Stored records
+ + + + +

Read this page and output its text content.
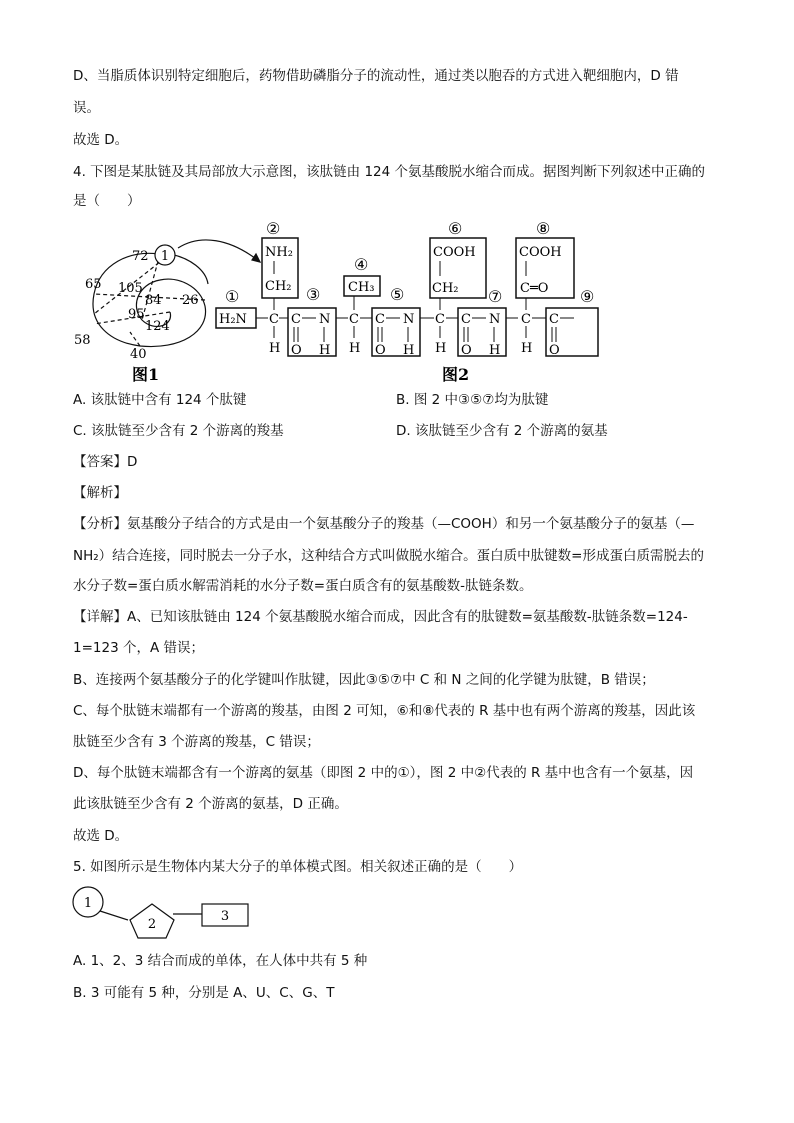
D、当脂质体识别特定细胞后，药物借助磷脂分子的流动性，通过类以胞吞的方式进入靶细胞内，D 错
误。
故选 D。
4. 下图是某肽链及其局部放大示意图，该肽链由 124 个氨基酸脱水缩合而成。据图判断下列叙述中正确的
是（　　）
1
72
65 105
84 26
95
124
58
40
图1
①
H₂N
②
NH₂
CH₂
C
H
③
C N
O H
④
CH₃
C
H
⑤
C N
O H
⑥
COOH
CH₂
C
H
⑦
C N
O H
⑧
COOH
C═O
C
H
⑨
C
O
图2
A. 该肽链中含有 124 个肽键	B. 图 2 中③⑤⑦均为肽键
C. 该肽链至少含有 2 个游离的羧基	D. 该肽链至少含有 2 个游离的氨基
【答案】D
【解析】
【分析】氨基酸分子结合的方式是由一个氨基酸分子的羧基（—COOH）和另一个氨基酸分子的氨基（—
NH₂）结合连接，同时脱去一分子水，这种结合方式叫做脱水缩合。蛋白质中肽键数=形成蛋白质需脱去的
水分子数=蛋白质水解需消耗的水分子数=蛋白质含有的氨基酸数-肽链条数。
【详解】A、已知该肽链由 124 个氨基酸脱水缩合而成，因此含有的肽键数=氨基酸数-肽链条数=124-
1=123 个，A 错误；
B、连接两个氨基酸分子的化学键叫作肽键，因此③⑤⑦中 C 和 N 之间的化学键为肽键，B 错误；
C、每个肽链末端都有一个游离的羧基，由图 2 可知，⑥和⑧代表的 R 基中也有两个游离的羧基，因此该
肽链至少含有 3 个游离的羧基，C 错误；
D、每个肽链末端都含有一个游离的氨基（即图 2 中的①），图 2 中②代表的 R 基中也含有一个氨基，因
此该肽链至少含有 2 个游离的氨基，D 正确。
故选 D。
5. 如图所示是生物体内某大分子的单体模式图。相关叙述正确的是（　　）
1
2
3
A. 1、2、3 结合而成的单体，在人体中共有 5 种
B. 3 可能有 5 种，分别是 A、U、C、G、T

+ + + + +

**Written request**. Write out all the entries again, word for word, and print no images.

**Solution to this exercise**.
Read this page and output its text content.
D、当脂质体识别特定细胞后，药物借助磷脂分子的流动性，通过类以胞吞的方式进入靶细胞内，D 错
误。
故选 D。
4. 下图是某肽链及其局部放大示意图，该肽链由 124 个氨基酸脱水缩合而成。据图判断下列叙述中正确的
是（　　）
1
72
65 105
84 26
95
124
58
40
图1
①
H₂N
②
NH₂
CH₂
C
H
③
C N
O H
④
CH₃
C
H
⑤
C N
O H
⑥
COOH
CH₂
C
H
⑦
C N
O H
⑧
COOH
C═O
C
H
⑨
C
O
图2
A. 该肽链中含有 124 个肽键	B. 图 2 中③⑤⑦均为肽键
C. 该肽链至少含有 2 个游离的羧基	D. 该肽链至少含有 2 个游离的氨基
【答案】D
【解析】
【分析】氨基酸分子结合的方式是由一个氨基酸分子的羧基（—COOH）和另一个氨基酸分子的氨基（—
NH₂）结合连接，同时脱去一分子水，这种结合方式叫做脱水缩合。蛋白质中肽键数=形成蛋白质需脱去的
水分子数=蛋白质水解需消耗的水分子数=蛋白质含有的氨基酸数-肽链条数。
【详解】A、已知该肽链由 124 个氨基酸脱水缩合而成，因此含有的肽键数=氨基酸数-肽链条数=124-
1=123 个，A 错误；
B、连接两个氨基酸分子的化学键叫作肽键，因此③⑤⑦中 C 和 N 之间的化学键为肽键，B 错误；
C、每个肽链末端都有一个游离的羧基，由图 2 可知，⑥和⑧代表的 R 基中也有两个游离的羧基，因此该
肽链至少含有 3 个游离的羧基，C 错误；
D、每个肽链末端都含有一个游离的氨基（即图 2 中的①），图 2 中②代表的 R 基中也含有一个氨基，因
此该肽链至少含有 2 个游离的氨基，D 正确。
故选 D。
5. 如图所示是生物体内某大分子的单体模式图。相关叙述正确的是（　　）
1
2
3
A. 1、2、3 结合而成的单体，在人体中共有 5 种
B. 3 可能有 5 种，分别是 A、U、C、G、T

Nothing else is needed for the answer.